Problem to solve = From the entries, copy each line that includes "científico".

Data for this exercise =
▬▬▬▬▬▬▬▬▬▬

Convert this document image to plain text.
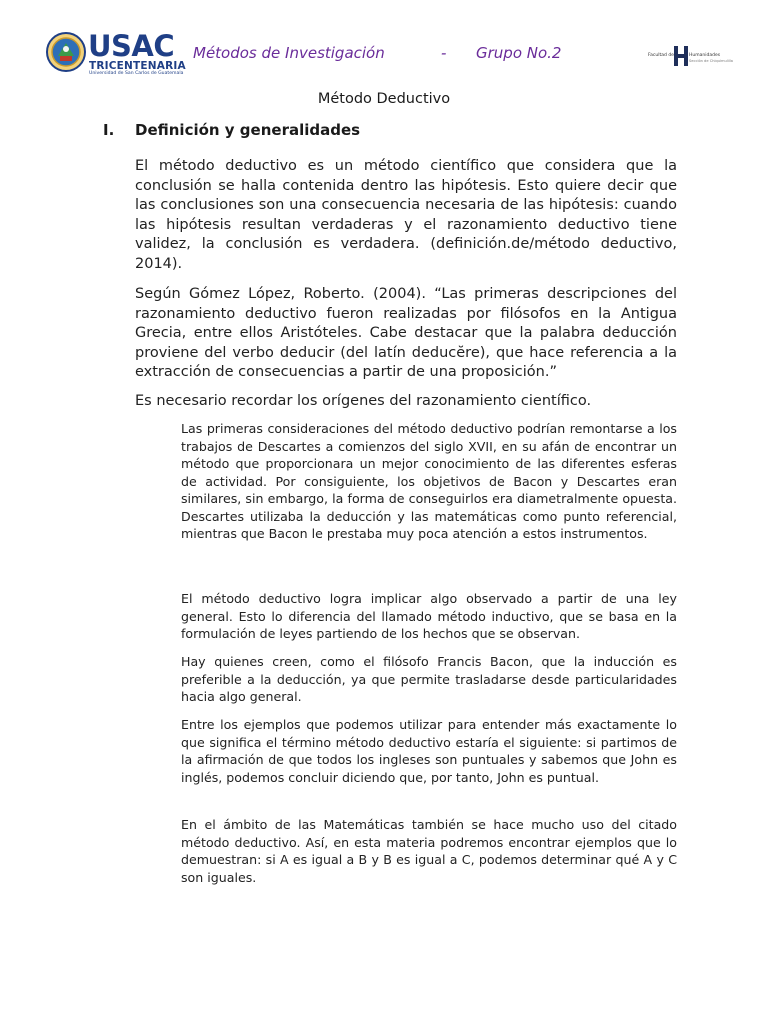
USAC
TRICENTENARIA
Universidad de San Carlos de Guatemala
Métodos de Investigación	- Grupo No.2	Facultad de	Humanidades
Sección de Chiquimulilla
Método Deductivo
I. Definición y generalidades

El método deductivo es un método científico que considera que la conclusión se halla contenida dentro las hipótesis. Esto quiere decir que las conclusiones son una consecuencia necesaria de las hipótesis: cuando las hipótesis resultan verdaderas y el razonamiento deductivo tiene validez, la conclusión es verdadera. (definición.de/método deductivo, 2014).

Según Gómez López, Roberto. (2004). “Las primeras descripciones del razonamiento deductivo fueron realizadas por filósofos en la Antigua Grecia, entre ellos Aristóteles. Cabe destacar que la palabra deducción proviene del verbo deducir (del latín deducĕre), que hace referencia a la extracción de consecuencias a partir de una proposición.”

Es necesario recordar los orígenes del razonamiento científico.

Las primeras consideraciones del método deductivo podrían remontarse a los trabajos de Descartes a comienzos del siglo XVII, en su afán de encontrar un método que proporcionara un mejor conocimiento de las diferentes esferas de actividad. Por consiguiente, los objetivos de Bacon y Descartes eran similares, sin embargo, la forma de conseguirlos era diametralmente opuesta. Descartes utilizaba la deducción y las matemáticas como punto referencial, mientras que Bacon le prestaba muy poca atención a estos instrumentos.

El método deductivo logra implicar algo observado a partir de una ley general. Esto lo diferencia del llamado método inductivo, que se basa en la formulación de leyes partiendo de los hechos que se observan.

Hay quienes creen, como el filósofo Francis Bacon, que la inducción es preferible a la deducción, ya que permite trasladarse desde particularidades hacia algo general.

Entre los ejemplos que podemos utilizar para entender más exactamente lo que significa el término método deductivo estaría el siguiente: si partimos de la afirmación de que todos los ingleses son puntuales y sabemos que John es inglés, podemos concluir diciendo que, por tanto, John es puntual.

En el ámbito de las Matemáticas también se hace mucho uso del citado método deductivo. Así, en esta materia podremos encontrar ejemplos que lo demuestran: si A es igual a B y B es igual a C, podemos determinar qué A y C son iguales.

▬▬▬▬▬▬▬▬▬▬

Response to this task =
El método deductivo es un método científico que considera que la conclusión se halla contenida dentro las hipótesis. Esto quiere decir que las conclusiones son una consecuencia necesaria de las hipótesis: cuando las hipótesis resultan verdaderas y el razonamiento deductivo tiene validez, la conclusión es verdadera. (definición.de/método deductivo, 2014).
Es necesario recordar los orígenes del razonamiento científico.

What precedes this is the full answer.